[Entries with figure data]
┌──
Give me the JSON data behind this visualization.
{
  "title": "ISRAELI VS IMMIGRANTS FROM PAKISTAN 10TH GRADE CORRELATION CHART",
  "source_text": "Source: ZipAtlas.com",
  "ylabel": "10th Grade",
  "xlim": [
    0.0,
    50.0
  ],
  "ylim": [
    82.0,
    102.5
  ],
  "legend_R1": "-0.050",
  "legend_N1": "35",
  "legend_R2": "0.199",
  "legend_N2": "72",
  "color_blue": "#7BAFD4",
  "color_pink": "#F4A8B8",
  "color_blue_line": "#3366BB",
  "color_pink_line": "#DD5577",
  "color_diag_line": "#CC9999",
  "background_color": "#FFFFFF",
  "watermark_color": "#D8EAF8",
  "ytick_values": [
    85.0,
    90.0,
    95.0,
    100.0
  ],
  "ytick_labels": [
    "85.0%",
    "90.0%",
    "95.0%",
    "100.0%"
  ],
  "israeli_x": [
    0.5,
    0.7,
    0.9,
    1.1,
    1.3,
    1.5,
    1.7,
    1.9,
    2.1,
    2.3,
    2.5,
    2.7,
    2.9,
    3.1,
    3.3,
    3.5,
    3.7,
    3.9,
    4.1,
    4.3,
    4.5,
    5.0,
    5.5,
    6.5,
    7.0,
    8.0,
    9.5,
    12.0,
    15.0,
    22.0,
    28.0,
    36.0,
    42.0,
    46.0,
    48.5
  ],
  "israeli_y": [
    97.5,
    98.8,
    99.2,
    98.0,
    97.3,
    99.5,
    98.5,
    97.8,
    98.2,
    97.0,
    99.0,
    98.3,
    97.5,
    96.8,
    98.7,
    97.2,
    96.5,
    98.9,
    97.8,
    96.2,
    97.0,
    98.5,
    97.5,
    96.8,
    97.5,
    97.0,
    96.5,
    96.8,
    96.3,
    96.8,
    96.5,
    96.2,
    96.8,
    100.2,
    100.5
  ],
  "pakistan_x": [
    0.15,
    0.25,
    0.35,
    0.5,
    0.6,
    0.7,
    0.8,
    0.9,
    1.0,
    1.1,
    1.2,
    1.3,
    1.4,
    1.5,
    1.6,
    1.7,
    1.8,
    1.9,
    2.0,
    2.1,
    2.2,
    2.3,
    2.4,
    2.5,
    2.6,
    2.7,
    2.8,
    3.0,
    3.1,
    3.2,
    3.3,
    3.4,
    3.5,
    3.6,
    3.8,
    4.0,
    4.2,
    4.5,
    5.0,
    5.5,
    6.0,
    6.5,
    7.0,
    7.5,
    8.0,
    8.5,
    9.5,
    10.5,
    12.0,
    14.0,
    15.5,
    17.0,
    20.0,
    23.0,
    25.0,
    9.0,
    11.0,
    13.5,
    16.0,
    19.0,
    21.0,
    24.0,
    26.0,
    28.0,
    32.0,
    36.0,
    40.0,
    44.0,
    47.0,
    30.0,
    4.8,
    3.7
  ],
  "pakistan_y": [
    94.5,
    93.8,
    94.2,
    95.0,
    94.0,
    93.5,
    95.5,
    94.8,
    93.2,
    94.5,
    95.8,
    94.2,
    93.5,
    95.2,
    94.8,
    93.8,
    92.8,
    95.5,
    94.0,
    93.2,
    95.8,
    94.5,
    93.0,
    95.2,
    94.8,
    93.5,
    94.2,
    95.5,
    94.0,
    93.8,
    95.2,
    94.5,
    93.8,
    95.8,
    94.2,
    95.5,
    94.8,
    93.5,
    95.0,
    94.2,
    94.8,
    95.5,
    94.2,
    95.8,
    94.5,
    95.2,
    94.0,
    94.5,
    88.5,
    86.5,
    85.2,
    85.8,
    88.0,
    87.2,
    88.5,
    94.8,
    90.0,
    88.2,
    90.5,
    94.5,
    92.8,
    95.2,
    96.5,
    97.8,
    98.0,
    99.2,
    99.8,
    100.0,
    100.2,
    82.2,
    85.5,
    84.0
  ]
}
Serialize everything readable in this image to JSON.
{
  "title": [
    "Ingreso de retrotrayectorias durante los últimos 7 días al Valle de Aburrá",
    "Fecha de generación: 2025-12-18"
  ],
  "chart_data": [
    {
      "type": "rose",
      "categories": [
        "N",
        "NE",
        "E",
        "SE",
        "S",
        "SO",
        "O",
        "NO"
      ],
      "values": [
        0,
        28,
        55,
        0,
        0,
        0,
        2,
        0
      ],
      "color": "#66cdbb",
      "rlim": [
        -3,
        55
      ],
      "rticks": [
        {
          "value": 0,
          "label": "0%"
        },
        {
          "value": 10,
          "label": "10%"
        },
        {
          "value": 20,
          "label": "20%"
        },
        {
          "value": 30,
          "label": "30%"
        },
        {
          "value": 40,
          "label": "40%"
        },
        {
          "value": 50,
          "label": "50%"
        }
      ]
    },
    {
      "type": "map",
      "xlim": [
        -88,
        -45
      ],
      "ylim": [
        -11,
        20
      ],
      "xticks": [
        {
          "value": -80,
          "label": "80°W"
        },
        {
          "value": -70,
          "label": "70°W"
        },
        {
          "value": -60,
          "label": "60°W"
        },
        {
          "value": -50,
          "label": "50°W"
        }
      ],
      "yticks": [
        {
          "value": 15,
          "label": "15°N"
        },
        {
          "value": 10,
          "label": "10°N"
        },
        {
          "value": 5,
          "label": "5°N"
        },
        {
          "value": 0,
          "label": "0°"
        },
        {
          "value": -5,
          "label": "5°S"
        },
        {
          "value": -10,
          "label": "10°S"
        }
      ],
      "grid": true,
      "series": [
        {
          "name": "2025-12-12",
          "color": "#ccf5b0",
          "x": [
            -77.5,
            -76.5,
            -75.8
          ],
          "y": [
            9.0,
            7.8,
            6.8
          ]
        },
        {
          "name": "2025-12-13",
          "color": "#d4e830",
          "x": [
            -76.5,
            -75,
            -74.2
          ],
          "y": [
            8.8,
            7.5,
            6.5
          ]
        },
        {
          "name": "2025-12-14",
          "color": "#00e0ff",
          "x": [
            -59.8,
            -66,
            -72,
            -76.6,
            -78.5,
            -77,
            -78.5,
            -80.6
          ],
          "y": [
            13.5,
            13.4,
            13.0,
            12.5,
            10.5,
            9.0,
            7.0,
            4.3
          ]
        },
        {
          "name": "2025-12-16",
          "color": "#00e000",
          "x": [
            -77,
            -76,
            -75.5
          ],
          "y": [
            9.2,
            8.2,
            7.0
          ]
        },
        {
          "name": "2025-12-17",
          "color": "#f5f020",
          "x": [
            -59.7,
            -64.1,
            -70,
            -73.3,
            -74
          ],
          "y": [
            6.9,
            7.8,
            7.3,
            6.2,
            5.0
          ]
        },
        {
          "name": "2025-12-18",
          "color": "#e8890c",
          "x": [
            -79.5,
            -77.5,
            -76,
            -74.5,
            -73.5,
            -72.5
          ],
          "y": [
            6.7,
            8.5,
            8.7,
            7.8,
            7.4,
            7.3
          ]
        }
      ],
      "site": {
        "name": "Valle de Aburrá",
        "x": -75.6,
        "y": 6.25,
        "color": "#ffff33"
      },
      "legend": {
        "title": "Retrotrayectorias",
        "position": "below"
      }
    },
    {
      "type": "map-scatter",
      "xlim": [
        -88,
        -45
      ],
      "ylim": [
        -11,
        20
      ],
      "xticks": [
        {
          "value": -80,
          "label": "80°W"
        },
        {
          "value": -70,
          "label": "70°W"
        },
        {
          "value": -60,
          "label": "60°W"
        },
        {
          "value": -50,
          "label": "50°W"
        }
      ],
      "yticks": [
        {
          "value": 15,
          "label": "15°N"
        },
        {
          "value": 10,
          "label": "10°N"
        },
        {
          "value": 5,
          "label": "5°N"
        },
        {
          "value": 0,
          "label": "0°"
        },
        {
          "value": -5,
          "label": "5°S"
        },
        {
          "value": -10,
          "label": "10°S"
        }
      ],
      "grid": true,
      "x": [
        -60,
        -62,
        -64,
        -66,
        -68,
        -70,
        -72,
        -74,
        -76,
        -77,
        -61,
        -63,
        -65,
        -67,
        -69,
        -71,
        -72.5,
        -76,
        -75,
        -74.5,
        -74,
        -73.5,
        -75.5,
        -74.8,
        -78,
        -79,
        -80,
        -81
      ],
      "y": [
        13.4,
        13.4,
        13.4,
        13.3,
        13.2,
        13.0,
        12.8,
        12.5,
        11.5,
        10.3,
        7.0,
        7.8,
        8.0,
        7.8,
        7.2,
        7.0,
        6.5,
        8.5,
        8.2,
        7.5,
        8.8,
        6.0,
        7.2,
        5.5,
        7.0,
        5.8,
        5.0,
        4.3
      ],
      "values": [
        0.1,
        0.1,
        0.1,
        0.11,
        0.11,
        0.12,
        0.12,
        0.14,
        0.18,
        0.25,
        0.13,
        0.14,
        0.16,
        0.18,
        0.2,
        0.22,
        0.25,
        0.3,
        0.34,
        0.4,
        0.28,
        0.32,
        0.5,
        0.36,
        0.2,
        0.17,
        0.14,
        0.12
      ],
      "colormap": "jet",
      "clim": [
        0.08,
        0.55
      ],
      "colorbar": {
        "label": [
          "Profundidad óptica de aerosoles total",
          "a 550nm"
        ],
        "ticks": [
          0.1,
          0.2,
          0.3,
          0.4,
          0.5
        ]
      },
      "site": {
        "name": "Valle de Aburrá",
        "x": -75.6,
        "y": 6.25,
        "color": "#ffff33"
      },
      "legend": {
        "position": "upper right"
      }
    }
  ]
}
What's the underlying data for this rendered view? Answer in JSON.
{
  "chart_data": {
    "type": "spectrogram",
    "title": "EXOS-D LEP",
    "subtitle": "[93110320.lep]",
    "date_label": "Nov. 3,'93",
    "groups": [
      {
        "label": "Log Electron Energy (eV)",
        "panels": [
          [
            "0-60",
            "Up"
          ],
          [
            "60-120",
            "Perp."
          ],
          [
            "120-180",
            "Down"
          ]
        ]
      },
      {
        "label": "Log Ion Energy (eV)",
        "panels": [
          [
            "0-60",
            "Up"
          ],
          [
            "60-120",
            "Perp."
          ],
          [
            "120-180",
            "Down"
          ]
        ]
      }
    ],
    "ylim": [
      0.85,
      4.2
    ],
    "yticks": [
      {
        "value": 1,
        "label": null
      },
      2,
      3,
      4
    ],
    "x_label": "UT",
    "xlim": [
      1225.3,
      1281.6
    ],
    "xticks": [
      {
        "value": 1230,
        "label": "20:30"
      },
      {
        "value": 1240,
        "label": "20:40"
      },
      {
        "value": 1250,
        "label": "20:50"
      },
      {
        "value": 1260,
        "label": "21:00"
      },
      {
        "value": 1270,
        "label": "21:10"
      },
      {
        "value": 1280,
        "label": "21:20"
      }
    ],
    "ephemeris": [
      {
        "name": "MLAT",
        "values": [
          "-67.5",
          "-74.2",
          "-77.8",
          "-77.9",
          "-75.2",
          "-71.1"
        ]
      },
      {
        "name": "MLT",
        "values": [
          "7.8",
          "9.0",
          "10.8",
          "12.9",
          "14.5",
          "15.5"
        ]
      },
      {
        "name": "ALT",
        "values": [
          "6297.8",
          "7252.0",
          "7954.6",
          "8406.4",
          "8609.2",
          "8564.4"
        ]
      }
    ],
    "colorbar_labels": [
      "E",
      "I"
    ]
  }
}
└──
Written instruction — Pull out every line in the data above that has the word "position".

Task answer —
        "position": "below"
        "position": "upper right"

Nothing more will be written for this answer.